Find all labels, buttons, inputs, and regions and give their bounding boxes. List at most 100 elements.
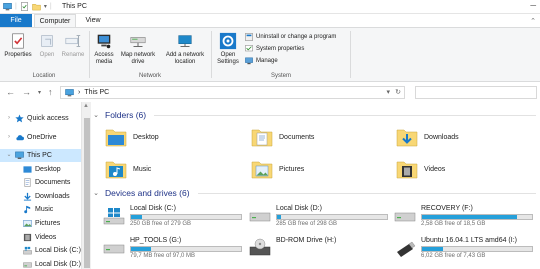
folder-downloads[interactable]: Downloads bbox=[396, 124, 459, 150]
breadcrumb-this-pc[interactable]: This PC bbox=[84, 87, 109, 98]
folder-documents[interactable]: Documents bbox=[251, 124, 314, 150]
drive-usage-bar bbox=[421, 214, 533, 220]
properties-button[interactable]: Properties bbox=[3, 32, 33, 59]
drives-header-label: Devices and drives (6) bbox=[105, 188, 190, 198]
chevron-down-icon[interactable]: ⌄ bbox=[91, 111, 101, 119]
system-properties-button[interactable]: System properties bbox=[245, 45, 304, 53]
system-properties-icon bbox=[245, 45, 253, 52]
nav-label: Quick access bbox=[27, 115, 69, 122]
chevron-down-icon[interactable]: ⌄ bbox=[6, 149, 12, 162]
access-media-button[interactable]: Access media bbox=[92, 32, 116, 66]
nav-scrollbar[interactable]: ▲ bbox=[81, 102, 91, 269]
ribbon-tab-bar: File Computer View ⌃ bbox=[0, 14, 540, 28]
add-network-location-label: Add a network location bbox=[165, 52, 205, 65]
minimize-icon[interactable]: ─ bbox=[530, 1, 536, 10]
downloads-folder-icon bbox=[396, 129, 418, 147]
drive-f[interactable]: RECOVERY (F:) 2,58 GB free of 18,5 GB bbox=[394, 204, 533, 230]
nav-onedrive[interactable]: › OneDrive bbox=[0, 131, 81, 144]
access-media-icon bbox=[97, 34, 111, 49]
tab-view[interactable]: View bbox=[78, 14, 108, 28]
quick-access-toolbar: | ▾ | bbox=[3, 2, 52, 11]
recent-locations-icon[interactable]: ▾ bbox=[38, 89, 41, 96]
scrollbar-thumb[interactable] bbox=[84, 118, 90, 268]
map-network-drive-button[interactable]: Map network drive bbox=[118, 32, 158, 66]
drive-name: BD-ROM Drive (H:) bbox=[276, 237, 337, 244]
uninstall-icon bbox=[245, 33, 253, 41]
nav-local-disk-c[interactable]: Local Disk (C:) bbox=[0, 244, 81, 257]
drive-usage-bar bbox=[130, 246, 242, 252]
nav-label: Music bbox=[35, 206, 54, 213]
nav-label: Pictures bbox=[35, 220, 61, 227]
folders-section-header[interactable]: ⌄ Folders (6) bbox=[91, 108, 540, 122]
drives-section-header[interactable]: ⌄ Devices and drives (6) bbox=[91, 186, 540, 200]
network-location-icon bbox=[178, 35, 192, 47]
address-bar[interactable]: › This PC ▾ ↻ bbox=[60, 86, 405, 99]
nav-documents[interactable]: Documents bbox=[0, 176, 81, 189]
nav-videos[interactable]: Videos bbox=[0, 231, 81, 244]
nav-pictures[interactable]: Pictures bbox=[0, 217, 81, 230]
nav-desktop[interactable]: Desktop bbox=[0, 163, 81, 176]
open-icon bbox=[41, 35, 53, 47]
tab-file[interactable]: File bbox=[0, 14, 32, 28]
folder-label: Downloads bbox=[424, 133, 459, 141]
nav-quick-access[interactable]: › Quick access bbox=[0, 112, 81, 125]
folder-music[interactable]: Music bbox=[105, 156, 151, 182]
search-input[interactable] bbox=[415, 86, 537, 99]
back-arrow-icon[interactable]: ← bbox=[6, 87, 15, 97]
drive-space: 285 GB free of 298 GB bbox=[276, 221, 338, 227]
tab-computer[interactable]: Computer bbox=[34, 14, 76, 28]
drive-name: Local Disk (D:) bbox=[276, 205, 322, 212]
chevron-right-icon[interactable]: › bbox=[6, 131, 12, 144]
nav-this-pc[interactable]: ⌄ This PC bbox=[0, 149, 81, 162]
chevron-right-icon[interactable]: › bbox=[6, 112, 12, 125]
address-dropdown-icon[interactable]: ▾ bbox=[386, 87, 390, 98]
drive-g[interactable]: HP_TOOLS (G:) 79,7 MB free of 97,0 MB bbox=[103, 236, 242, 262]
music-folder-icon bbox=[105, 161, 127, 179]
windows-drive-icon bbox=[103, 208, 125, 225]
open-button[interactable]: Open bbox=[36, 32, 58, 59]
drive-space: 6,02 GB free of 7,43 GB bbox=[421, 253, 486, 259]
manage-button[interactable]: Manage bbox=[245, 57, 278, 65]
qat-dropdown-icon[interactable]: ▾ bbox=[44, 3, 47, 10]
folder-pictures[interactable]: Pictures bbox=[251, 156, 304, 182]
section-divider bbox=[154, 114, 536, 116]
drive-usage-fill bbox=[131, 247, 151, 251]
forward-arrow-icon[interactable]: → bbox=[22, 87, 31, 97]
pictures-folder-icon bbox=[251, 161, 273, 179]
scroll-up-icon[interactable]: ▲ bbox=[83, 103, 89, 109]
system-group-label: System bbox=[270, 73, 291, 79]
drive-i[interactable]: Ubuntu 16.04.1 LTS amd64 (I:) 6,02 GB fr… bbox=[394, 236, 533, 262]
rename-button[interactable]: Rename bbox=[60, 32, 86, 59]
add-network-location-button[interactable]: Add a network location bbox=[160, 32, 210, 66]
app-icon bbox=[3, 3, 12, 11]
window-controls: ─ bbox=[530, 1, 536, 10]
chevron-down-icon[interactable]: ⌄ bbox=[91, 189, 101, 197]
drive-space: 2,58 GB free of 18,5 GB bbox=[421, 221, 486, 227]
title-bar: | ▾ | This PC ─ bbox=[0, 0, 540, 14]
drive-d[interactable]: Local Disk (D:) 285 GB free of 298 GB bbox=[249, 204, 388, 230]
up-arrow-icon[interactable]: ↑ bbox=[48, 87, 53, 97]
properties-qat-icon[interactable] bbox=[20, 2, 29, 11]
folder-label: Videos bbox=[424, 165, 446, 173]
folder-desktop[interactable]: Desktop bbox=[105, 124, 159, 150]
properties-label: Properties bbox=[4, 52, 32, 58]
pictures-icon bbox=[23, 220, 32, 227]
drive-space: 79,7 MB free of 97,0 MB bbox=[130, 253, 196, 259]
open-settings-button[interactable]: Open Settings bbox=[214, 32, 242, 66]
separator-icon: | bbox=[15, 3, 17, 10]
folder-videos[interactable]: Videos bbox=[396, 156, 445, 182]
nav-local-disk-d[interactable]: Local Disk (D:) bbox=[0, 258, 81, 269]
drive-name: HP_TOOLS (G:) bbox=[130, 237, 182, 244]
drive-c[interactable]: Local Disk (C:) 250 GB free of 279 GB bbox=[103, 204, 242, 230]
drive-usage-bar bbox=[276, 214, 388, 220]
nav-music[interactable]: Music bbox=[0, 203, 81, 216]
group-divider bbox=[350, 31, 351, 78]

● **Given instruction**
Copy every line of the entries above without changing anything, leaving out the pictures.

● **Output of the exercise**
Find all labels, buttons, inputs, and regions and give their bounding boxes. List at most 100 elements.
folder-downloads[interactable]: Downloads bbox=[396, 124, 459, 150]
breadcrumb-this-pc[interactable]: This PC bbox=[84, 87, 109, 98]
folder-documents[interactable]: Documents bbox=[251, 124, 314, 150]
drive-usage-bar bbox=[421, 214, 533, 220]
properties-button[interactable]: Properties bbox=[3, 32, 33, 59]
drives-header-label: Devices and drives (6) bbox=[105, 188, 190, 198]
chevron-down-icon[interactable]: ⌄ bbox=[91, 111, 101, 119]
system-properties-button[interactable]: System properties bbox=[245, 45, 304, 53]
system-properties-icon bbox=[245, 45, 253, 52]
nav-label: Quick access bbox=[27, 115, 69, 122]
chevron-down-icon[interactable]: ⌄ bbox=[6, 149, 12, 162]
access-media-button[interactable]: Access media bbox=[92, 32, 116, 66]
nav-scrollbar[interactable]: ▲ bbox=[81, 102, 91, 269]
ribbon-tab-bar: File Computer View ⌃ bbox=[0, 14, 540, 28]
add-network-location-label: Add a network location bbox=[165, 52, 205, 65]
minimize-icon[interactable]: ─ bbox=[530, 1, 536, 10]
downloads-folder-icon bbox=[396, 129, 418, 147]
drive-f[interactable]: RECOVERY (F:) 2,58 GB free of 18,5 GB bbox=[394, 204, 533, 230]
nav-onedrive[interactable]: › OneDrive bbox=[0, 131, 81, 144]
access-media-icon bbox=[97, 34, 111, 49]
tab-view[interactable]: View bbox=[78, 14, 108, 28]
quick-access-toolbar: | ▾ | bbox=[3, 2, 52, 11]
recent-locations-icon[interactable]: ▾ bbox=[38, 89, 41, 96]
scrollbar-thumb[interactable] bbox=[84, 118, 90, 268]
map-network-drive-button[interactable]: Map network drive bbox=[118, 32, 158, 66]
drive-name: BD-ROM Drive (H:) bbox=[276, 237, 337, 244]
uninstall-icon bbox=[245, 33, 253, 41]
nav-local-disk-c[interactable]: Local Disk (C:) bbox=[0, 244, 81, 257]
drive-usage-bar bbox=[130, 246, 242, 252]
nav-label: Music bbox=[35, 206, 54, 213]
nav-label: Pictures bbox=[35, 220, 61, 227]
folders-section-header[interactable]: ⌄ Folders (6) bbox=[91, 108, 540, 122]
drives-section-header[interactable]: ⌄ Devices and drives (6) bbox=[91, 186, 540, 200]
network-location-icon bbox=[178, 35, 192, 47]
address-bar[interactable]: › This PC ▾ ↻ bbox=[60, 86, 405, 99]
nav-documents[interactable]: Documents bbox=[0, 176, 81, 189]
nav-videos[interactable]: Videos bbox=[0, 231, 81, 244]
nav-pictures[interactable]: Pictures bbox=[0, 217, 81, 230]
nav-desktop[interactable]: Desktop bbox=[0, 163, 81, 176]
open-icon bbox=[41, 35, 53, 47]
tab-file[interactable]: File bbox=[0, 14, 32, 28]
folder-label: Downloads bbox=[424, 133, 459, 141]
nav-quick-access[interactable]: › Quick access bbox=[0, 112, 81, 125]
folder-music[interactable]: Music bbox=[105, 156, 151, 182]
search-input[interactable] bbox=[415, 86, 537, 99]
back-arrow-icon[interactable]: ← bbox=[6, 87, 15, 97]
drive-space: 285 GB free of 298 GB bbox=[276, 221, 338, 227]
tab-computer[interactable]: Computer bbox=[34, 14, 76, 28]
drive-name: Local Disk (D:) bbox=[276, 205, 322, 212]
chevron-right-icon[interactable]: › bbox=[6, 131, 12, 144]
nav-this-pc[interactable]: ⌄ This PC bbox=[0, 149, 81, 162]
chevron-right-icon[interactable]: › bbox=[6, 112, 12, 125]
address-dropdown-icon[interactable]: ▾ bbox=[386, 87, 390, 98]
drive-g[interactable]: HP_TOOLS (G:) 79,7 MB free of 97,0 MB bbox=[103, 236, 242, 262]
music-folder-icon bbox=[105, 161, 127, 179]
windows-drive-icon bbox=[103, 208, 125, 225]
open-button[interactable]: Open bbox=[36, 32, 58, 59]
drive-space: 6,02 GB free of 7,43 GB bbox=[421, 253, 486, 259]
manage-button[interactable]: Manage bbox=[245, 57, 278, 65]
qat-dropdown-icon[interactable]: ▾ bbox=[44, 3, 47, 10]
folder-pictures[interactable]: Pictures bbox=[251, 156, 304, 182]
section-divider bbox=[154, 114, 536, 116]
drive-usage-fill bbox=[131, 247, 151, 251]
forward-arrow-icon[interactable]: → bbox=[22, 87, 31, 97]
pictures-folder-icon bbox=[251, 161, 273, 179]
scroll-up-icon[interactable]: ▲ bbox=[83, 103, 89, 109]
system-group-label: System bbox=[270, 73, 291, 79]
drive-i[interactable]: Ubuntu 16.04.1 LTS amd64 (I:) 6,02 GB fr… bbox=[394, 236, 533, 262]
rename-button[interactable]: Rename bbox=[60, 32, 86, 59]
add-network-location-button[interactable]: Add a network location bbox=[160, 32, 210, 66]
app-icon bbox=[3, 3, 12, 11]
window-controls: ─ bbox=[530, 1, 536, 10]
chevron-down-icon[interactable]: ⌄ bbox=[91, 189, 101, 197]
drive-space: 2,58 GB free of 18,5 GB bbox=[421, 221, 486, 227]
title-bar: | ▾ | This PC ─ bbox=[0, 0, 540, 14]
drive-d[interactable]: Local Disk (D:) 285 GB free of 298 GB bbox=[249, 204, 388, 230]
up-arrow-icon[interactable]: ↑ bbox=[48, 87, 53, 97]
properties-qat-icon[interactable] bbox=[20, 2, 29, 11]
folder-label: Videos bbox=[424, 165, 446, 173]
folder-desktop[interactable]: Desktop bbox=[105, 124, 159, 150]
properties-label: Properties bbox=[4, 52, 32, 58]
pictures-icon bbox=[23, 220, 32, 227]
drive-space: 79,7 MB free of 97,0 MB bbox=[130, 253, 196, 259]
open-settings-button[interactable]: Open Settings bbox=[214, 32, 242, 66]
separator-icon: | bbox=[15, 3, 17, 10]
folder-videos[interactable]: Videos bbox=[396, 156, 445, 182]
nav-local-disk-d[interactable]: Local Disk (D:) bbox=[0, 258, 81, 269]
drive-name: HP_TOOLS (G:) bbox=[130, 237, 182, 244]
drive-c[interactable]: Local Disk (C:) 250 GB free of 279 GB bbox=[103, 204, 242, 230]
drive-usage-bar bbox=[276, 214, 388, 220]
nav-music[interactable]: Music bbox=[0, 203, 81, 216]
group-divider bbox=[350, 31, 351, 78]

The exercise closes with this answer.